__任务内容__
在讲倒排索引的这段文字里，把文件上传到 hadoop 分布式系统用的是哪条命令？

__阅读摘录__
先创建3个文件并填入对应的内容:
input/T0.txt MapReduce is simple
input/T1.txt MapReduce is powerful is simple
input/T3.txt Hello MapReduce bye MapReduce
上传到hadoop 分布式系统上: hadoop fs -put *.txt input
运行直接见代码:
package org.apache.hadoop.examples.yao;
import java.io.IOException;
import java.util.StringTokenizer;
import org.apache.hadoop.conf.Configuration;
import org.apache.hadoop.fs.Path;
import org.apache.hadoop.io.Text;
import org.apache.hadoop.mapreduce.Job;
import org.apache.hadoop.mapreduce.Mapper;
import org.apache.hadoop.mapreduce.Reducer;
import org.apache.hadoop.mapreduce.lib.input.FileInputFormat;
import org.apache.hadoop.mapreduce.lib.input.FileSplit;
import org.apache.hadoop.mapreduce.lib.output.FileOutputFormat;
import org.apache.hadoop.util.GenericOptionsParser;
/**
* 倒排索引的程序
* @author yaokj
*
*/
public class InvertedIndex {
// <pianyi,linecontent>-----> <word+filename,count>
public static class InvertedIndexMapper extends Mapper<Object, Text, Text, Text> {
private Text keyInfo = new Text();
private Text valueInfo = new Text();
private FileSplit fs = null;
protected void map(Object key, Text value, Context context) throws IOException, InterruptedException {
fs = (FileSplit) context.getInputSplit();
String fileName = fs.getPath().getName();
StringTokenizer tokenizer = new StringTokenizer(value.toString());
while (tokenizer.hasMoreTokens()) {
keyInfo.set(tokenizer.nextToken() + ":" + fileName);
valueInfo.set("1");
context.write(keyInfo, valueInfo);
}
}
}
// <word+filename,list(count)>-------> <word,filename+result>
// result=the sum of list(count)

__所给信息__
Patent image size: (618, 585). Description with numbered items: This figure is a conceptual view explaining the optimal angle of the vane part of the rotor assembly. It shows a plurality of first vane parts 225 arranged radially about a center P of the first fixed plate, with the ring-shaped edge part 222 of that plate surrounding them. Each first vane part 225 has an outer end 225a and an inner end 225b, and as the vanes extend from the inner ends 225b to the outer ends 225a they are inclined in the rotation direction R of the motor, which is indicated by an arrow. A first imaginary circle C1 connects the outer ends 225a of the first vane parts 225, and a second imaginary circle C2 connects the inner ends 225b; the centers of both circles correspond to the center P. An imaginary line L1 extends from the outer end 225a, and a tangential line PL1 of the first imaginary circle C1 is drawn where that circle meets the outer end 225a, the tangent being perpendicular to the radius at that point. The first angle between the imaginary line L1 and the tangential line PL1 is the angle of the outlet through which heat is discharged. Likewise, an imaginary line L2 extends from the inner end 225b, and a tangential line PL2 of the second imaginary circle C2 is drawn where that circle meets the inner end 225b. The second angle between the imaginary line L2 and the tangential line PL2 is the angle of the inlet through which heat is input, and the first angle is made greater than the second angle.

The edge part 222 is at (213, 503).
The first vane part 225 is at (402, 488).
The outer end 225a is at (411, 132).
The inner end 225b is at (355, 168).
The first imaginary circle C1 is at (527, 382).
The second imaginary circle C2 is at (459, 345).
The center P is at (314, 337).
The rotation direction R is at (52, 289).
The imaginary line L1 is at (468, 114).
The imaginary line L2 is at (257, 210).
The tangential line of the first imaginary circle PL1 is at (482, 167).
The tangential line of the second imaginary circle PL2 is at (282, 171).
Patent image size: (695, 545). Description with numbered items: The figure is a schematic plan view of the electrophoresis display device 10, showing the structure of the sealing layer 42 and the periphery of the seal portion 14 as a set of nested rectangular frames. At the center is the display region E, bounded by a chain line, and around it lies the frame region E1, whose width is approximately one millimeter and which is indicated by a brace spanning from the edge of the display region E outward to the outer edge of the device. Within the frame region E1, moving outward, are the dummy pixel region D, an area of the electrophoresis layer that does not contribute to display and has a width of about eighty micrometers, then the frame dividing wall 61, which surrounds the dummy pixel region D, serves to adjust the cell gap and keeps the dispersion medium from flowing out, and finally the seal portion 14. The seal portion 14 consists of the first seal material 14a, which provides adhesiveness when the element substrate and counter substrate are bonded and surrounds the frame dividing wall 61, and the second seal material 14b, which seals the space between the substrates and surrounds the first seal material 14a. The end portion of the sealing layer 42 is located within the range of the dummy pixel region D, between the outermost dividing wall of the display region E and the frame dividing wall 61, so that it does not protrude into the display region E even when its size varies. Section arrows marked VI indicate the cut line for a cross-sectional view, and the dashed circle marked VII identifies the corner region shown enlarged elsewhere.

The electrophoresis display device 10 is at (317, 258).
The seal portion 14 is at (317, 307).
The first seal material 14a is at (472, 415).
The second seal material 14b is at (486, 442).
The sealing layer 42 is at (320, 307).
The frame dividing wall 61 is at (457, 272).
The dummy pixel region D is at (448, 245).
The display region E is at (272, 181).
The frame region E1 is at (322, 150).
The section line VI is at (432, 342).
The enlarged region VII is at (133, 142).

__回答如下__
hadoop fs -put *.txt input